→ **What you will do**: All lines in the data bearing the string "quality" should be identified and copied.

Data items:
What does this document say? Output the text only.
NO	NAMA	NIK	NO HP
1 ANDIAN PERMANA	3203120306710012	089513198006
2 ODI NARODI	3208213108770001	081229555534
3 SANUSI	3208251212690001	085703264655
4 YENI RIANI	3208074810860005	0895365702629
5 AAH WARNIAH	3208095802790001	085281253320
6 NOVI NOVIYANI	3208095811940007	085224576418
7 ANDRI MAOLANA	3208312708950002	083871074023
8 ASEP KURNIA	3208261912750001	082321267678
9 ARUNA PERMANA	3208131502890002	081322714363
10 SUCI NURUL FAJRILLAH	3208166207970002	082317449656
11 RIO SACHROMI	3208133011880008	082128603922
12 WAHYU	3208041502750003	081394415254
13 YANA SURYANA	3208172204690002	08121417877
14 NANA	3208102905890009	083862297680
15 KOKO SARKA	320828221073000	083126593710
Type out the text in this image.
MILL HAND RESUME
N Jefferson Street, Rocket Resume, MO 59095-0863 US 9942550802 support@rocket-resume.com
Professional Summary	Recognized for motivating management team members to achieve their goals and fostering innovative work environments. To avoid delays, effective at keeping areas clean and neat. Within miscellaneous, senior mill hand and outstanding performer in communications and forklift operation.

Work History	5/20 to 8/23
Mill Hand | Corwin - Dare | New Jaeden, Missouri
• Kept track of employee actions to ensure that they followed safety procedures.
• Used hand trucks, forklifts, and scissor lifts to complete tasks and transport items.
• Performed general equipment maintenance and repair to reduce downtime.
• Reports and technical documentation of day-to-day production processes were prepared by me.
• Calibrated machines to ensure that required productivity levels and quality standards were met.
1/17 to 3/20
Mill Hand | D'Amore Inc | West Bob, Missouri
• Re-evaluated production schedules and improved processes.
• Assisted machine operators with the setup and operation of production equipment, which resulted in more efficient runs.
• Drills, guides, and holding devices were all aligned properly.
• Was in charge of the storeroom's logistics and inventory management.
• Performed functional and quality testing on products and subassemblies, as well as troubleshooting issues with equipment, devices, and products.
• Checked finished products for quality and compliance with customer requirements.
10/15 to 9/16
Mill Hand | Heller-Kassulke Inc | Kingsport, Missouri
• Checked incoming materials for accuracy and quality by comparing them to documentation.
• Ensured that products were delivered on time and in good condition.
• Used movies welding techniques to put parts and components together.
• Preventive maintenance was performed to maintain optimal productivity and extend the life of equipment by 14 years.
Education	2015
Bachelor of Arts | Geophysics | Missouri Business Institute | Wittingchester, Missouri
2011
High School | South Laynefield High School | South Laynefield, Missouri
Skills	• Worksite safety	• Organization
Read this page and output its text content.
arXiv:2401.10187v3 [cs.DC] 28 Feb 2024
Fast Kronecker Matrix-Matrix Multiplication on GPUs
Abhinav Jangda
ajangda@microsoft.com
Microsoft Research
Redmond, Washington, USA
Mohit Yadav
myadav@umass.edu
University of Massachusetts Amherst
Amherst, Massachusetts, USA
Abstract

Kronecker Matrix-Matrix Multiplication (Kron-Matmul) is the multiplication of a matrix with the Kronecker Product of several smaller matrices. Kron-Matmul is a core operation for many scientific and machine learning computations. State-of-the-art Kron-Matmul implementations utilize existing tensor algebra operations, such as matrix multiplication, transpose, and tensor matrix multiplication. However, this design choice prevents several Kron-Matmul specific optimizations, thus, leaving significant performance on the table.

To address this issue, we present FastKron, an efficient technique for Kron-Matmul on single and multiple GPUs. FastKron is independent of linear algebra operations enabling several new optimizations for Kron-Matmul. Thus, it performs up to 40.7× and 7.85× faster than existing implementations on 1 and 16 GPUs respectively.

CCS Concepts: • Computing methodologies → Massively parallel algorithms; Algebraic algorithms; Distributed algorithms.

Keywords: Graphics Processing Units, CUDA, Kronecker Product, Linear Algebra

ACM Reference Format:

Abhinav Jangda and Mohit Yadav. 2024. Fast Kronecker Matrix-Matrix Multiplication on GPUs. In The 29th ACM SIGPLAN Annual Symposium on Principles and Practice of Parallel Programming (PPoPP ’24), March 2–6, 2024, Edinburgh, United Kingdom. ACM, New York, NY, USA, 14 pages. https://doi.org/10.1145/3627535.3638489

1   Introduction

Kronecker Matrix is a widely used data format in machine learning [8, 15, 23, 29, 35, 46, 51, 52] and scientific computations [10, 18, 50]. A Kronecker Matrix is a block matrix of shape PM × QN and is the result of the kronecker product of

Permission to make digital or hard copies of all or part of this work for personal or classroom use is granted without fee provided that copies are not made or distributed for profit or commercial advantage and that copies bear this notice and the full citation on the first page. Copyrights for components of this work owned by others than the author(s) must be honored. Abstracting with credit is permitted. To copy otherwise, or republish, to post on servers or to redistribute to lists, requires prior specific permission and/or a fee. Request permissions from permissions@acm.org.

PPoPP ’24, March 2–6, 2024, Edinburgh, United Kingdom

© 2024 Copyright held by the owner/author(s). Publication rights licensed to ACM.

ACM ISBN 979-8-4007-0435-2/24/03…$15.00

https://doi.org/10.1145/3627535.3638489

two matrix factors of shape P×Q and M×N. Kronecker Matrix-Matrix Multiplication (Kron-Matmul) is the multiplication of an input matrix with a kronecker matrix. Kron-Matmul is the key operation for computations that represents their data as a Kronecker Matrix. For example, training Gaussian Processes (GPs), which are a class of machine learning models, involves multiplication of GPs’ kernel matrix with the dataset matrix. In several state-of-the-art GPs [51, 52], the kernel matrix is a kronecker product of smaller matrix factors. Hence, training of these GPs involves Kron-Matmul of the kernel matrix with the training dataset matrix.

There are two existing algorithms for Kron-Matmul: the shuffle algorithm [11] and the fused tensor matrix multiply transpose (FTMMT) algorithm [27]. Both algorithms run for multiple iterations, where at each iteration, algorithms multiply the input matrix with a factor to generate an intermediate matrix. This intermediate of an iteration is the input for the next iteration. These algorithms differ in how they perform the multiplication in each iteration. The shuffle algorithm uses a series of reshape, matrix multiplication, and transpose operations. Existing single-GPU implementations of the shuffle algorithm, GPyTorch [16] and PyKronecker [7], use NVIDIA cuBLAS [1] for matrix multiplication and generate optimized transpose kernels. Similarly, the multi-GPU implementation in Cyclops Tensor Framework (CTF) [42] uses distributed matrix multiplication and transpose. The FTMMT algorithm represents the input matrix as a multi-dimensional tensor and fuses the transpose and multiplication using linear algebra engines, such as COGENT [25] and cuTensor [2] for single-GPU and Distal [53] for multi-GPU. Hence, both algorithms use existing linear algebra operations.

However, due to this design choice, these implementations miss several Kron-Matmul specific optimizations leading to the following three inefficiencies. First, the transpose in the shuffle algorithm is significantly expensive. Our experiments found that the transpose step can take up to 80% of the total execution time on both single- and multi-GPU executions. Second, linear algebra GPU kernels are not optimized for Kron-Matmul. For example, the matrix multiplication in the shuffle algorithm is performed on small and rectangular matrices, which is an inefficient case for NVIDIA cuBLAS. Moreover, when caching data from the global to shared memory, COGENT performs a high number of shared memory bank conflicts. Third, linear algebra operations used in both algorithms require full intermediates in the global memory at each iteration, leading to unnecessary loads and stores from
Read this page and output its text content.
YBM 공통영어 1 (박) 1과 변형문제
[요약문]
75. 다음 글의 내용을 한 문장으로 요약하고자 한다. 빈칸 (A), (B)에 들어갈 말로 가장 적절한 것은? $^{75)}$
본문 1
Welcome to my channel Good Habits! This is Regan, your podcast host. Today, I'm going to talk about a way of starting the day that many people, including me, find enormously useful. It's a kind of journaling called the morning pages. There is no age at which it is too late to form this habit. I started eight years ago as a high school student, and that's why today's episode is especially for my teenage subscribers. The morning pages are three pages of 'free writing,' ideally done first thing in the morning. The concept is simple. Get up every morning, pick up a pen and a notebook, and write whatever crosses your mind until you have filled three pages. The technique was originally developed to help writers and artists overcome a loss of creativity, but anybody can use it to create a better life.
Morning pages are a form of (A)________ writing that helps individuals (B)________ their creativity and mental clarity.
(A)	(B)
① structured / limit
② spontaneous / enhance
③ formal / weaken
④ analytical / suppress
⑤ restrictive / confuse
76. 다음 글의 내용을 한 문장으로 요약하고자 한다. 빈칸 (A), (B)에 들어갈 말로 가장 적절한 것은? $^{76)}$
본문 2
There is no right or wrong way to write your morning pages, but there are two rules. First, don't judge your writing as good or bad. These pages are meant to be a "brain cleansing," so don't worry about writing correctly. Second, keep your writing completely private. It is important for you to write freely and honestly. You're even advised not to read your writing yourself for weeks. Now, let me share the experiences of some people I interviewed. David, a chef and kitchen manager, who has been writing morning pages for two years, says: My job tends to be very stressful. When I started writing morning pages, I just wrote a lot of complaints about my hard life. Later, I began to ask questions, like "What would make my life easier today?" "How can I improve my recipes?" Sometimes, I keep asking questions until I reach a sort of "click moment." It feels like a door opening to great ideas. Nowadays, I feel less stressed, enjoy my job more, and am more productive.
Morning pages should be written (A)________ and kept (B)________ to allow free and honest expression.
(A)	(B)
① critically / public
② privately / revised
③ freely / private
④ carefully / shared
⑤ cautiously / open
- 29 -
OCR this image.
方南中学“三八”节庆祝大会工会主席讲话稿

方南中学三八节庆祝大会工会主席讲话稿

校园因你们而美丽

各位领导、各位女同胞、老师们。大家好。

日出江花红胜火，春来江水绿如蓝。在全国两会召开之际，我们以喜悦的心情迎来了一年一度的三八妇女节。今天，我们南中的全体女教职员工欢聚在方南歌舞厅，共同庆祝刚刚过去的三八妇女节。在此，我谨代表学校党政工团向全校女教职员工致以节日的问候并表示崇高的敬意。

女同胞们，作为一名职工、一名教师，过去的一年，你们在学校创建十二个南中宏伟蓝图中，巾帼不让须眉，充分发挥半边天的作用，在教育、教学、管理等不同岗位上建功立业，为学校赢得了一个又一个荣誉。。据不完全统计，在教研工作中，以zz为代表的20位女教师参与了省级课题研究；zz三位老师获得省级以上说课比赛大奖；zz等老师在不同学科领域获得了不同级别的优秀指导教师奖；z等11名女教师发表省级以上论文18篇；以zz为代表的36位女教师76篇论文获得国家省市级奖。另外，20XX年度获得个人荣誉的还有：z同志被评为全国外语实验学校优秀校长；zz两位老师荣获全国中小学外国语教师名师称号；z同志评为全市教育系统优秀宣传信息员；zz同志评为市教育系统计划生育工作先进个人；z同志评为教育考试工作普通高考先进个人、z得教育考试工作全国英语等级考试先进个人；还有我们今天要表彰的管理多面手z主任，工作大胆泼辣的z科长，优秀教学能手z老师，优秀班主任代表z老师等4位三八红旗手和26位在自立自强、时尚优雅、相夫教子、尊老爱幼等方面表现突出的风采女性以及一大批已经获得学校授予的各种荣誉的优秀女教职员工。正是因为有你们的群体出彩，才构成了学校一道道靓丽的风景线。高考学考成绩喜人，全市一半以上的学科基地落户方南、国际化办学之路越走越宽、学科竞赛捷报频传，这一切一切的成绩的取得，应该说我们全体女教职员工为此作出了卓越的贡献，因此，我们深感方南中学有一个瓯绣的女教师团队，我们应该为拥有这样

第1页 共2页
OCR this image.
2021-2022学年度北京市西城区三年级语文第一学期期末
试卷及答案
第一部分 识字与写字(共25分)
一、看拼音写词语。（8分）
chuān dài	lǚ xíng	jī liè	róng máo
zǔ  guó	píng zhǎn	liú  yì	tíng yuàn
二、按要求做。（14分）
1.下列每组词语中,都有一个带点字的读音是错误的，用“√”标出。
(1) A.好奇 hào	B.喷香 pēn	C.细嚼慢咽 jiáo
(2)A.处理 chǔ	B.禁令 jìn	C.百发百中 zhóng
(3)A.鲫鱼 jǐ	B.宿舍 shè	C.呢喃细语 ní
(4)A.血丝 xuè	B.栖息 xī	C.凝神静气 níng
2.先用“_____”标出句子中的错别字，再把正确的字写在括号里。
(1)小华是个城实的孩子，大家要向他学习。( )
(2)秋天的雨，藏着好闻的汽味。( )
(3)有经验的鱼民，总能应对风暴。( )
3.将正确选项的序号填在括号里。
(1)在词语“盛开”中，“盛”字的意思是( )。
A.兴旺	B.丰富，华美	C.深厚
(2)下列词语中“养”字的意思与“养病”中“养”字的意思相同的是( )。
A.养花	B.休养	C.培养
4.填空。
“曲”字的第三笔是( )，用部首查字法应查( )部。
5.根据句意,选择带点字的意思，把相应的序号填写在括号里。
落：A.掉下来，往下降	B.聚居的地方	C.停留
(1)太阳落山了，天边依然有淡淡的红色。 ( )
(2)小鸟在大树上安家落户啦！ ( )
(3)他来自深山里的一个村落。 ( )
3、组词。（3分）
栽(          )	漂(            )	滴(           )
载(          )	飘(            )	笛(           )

→ **Full response**:
• Calibrated machines to ensure that required productivity levels and quality standards were met.
• Performed functional and quality testing on products and subassemblies, as well as troubleshooting issues with equipment, devices, and products.
• Checked finished products for quality and compliance with customer requirements.
• Checked incoming materials for accuracy and quality by comparing them to documentation.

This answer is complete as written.